* MATERIAL PROVIDED *
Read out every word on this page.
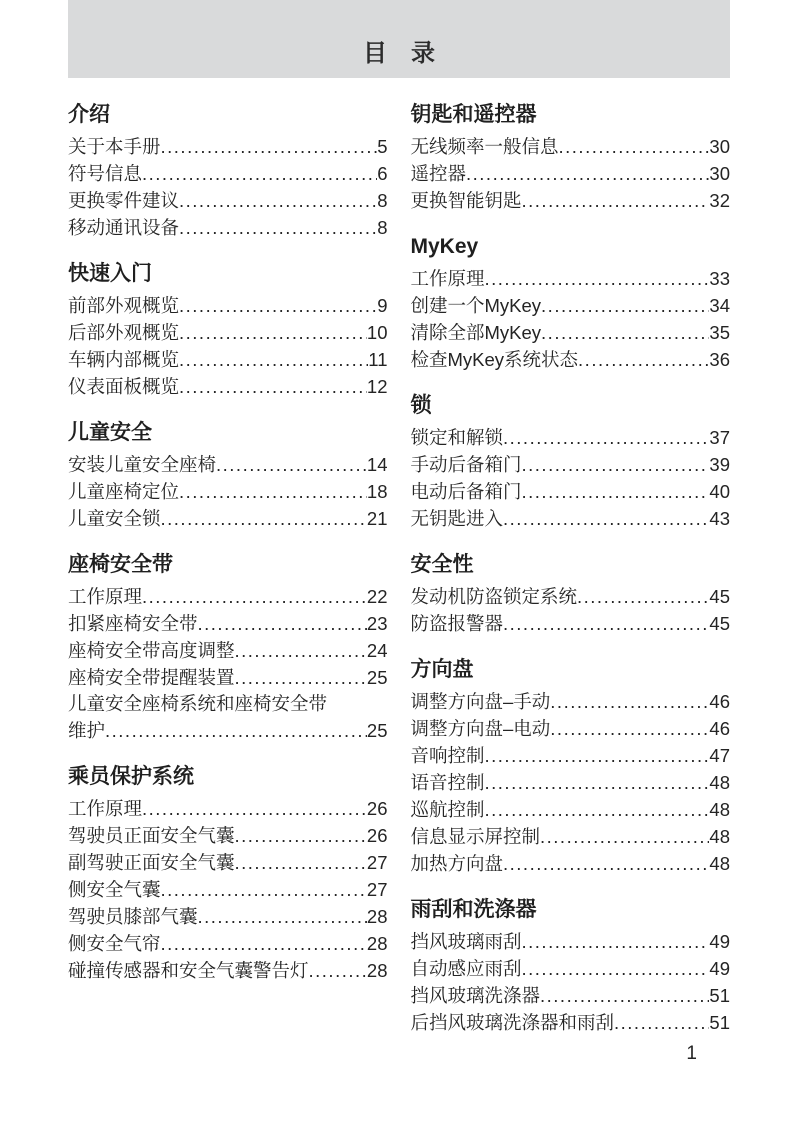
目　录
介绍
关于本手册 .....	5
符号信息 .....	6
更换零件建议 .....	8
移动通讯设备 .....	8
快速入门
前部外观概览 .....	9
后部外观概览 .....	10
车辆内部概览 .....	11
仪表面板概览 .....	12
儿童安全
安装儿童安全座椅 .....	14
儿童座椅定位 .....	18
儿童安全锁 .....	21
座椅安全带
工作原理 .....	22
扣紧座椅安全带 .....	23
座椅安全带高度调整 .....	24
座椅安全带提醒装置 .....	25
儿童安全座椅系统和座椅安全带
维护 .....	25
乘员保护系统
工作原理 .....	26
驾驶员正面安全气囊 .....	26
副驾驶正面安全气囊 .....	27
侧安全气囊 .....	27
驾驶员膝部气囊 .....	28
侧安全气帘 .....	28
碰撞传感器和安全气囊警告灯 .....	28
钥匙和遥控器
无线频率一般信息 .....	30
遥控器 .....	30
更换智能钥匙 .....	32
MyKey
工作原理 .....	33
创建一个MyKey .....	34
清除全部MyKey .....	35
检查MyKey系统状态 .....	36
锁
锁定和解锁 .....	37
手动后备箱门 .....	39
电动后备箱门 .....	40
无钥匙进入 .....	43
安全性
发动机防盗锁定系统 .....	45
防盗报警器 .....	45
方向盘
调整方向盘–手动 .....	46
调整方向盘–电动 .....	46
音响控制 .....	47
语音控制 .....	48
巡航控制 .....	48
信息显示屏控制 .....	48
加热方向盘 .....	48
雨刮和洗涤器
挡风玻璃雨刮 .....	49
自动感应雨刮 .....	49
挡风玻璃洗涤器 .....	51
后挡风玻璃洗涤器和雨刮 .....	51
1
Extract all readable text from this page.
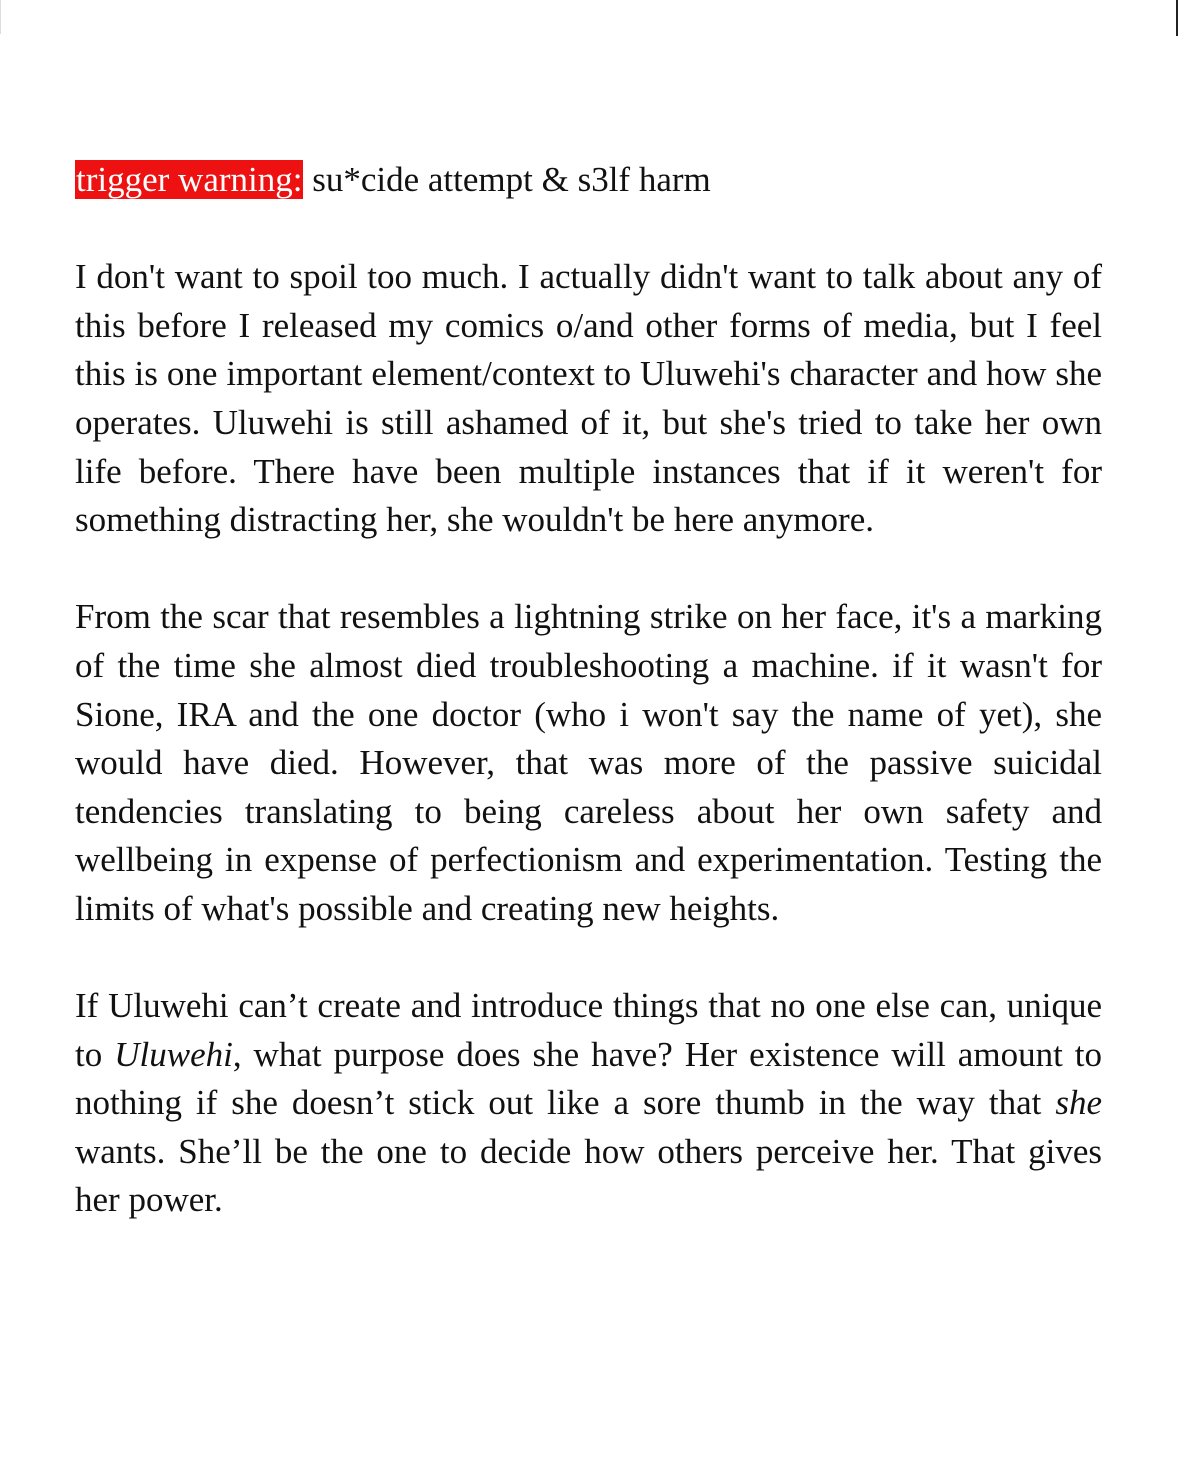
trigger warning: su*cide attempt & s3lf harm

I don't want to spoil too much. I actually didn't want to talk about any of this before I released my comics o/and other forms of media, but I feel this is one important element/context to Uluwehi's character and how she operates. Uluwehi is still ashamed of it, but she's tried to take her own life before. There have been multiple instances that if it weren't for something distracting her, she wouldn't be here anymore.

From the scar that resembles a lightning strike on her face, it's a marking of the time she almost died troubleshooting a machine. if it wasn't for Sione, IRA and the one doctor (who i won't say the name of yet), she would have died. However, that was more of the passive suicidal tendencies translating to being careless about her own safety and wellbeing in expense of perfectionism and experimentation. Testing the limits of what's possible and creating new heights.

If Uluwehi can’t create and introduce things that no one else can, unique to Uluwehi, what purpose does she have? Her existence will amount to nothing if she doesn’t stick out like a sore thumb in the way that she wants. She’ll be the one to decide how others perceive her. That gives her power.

* WORK REQUIRED *
From the records, copy every line that has the string "page" in it.

* ANSWER TO THIS EXERCISE *
Read out every word on this page.
Extract all readable text from this page.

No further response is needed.